REQUIRED WORK: Could you copy out the data below line for line, with no changes at all?

DATA:
####################

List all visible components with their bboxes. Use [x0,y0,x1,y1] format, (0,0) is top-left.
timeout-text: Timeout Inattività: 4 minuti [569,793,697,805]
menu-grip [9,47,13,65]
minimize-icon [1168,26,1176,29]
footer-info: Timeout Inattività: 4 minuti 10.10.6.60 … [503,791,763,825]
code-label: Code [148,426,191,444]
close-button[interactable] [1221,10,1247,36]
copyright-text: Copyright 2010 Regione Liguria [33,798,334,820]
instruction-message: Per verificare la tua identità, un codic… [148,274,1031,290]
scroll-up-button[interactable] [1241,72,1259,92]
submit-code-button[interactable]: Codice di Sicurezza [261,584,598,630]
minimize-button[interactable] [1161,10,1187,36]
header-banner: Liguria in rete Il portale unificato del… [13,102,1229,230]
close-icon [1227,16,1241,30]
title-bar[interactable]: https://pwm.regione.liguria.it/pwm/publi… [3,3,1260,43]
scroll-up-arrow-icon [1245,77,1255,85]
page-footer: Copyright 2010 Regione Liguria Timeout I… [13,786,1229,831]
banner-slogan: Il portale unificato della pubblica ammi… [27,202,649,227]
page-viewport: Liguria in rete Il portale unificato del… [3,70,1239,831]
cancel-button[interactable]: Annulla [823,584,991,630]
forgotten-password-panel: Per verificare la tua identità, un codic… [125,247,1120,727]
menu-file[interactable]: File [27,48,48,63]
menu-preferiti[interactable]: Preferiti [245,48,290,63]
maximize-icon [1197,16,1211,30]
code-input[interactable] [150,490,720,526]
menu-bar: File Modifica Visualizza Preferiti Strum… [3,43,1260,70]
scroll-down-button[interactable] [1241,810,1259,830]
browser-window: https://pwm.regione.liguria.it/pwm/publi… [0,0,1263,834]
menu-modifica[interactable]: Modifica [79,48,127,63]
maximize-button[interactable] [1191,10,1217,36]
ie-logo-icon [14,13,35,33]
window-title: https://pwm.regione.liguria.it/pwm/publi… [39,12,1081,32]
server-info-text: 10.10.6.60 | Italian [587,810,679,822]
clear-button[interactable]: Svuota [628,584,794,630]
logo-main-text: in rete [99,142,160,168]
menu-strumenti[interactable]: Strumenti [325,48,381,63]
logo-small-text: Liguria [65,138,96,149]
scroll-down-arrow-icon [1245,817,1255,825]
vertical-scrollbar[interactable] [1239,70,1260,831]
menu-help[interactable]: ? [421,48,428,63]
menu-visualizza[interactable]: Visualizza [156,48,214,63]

####################

REPLY:
List all visible components with their bboxes. Use [x0,y0,x1,y1] format, (0,0) is top-left.
timeout-text: Timeout Inattività: 4 minuti [569,793,697,805]
menu-grip [9,47,13,65]
minimize-icon [1168,26,1176,29]
footer-info: Timeout Inattività: 4 minuti 10.10.6.60 … [503,791,763,825]
code-label: Code [148,426,191,444]
close-button[interactable] [1221,10,1247,36]
copyright-text: Copyright 2010 Regione Liguria [33,798,334,820]
instruction-message: Per verificare la tua identità, un codic… [148,274,1031,290]
scroll-up-button[interactable] [1241,72,1259,92]
submit-code-button[interactable]: Codice di Sicurezza [261,584,598,630]
minimize-button[interactable] [1161,10,1187,36]
header-banner: Liguria in rete Il portale unificato del… [13,102,1229,230]
close-icon [1227,16,1241,30]
title-bar[interactable]: https://pwm.regione.liguria.it/pwm/publi… [3,3,1260,43]
scroll-up-arrow-icon [1245,77,1255,85]
page-footer: Copyright 2010 Regione Liguria Timeout I… [13,786,1229,831]
banner-slogan: Il portale unificato della pubblica ammi… [27,202,649,227]
page-viewport: Liguria in rete Il portale unificato del… [3,70,1239,831]
cancel-button[interactable]: Annulla [823,584,991,630]
forgotten-password-panel: Per verificare la tua identità, un codic… [125,247,1120,727]
menu-file[interactable]: File [27,48,48,63]
menu-preferiti[interactable]: Preferiti [245,48,290,63]
maximize-icon [1197,16,1211,30]
code-input[interactable] [150,490,720,526]
menu-bar: File Modifica Visualizza Preferiti Strum… [3,43,1260,70]
scroll-down-button[interactable] [1241,810,1259,830]
browser-window: https://pwm.regione.liguria.it/pwm/publi… [0,0,1263,834]
menu-modifica[interactable]: Modifica [79,48,127,63]
maximize-button[interactable] [1191,10,1217,36]
ie-logo-icon [14,13,35,33]
window-title: https://pwm.regione.liguria.it/pwm/publi… [39,12,1081,32]
server-info-text: 10.10.6.60 | Italian [587,810,679,822]
clear-button[interactable]: Svuota [628,584,794,630]
logo-main-text: in rete [99,142,160,168]
menu-strumenti[interactable]: Strumenti [325,48,381,63]
logo-small-text: Liguria [65,138,96,149]
scroll-down-arrow-icon [1245,817,1255,825]
vertical-scrollbar[interactable] [1239,70,1260,831]
menu-help[interactable]: ? [421,48,428,63]
menu-visualizza[interactable]: Visualizza [156,48,214,63]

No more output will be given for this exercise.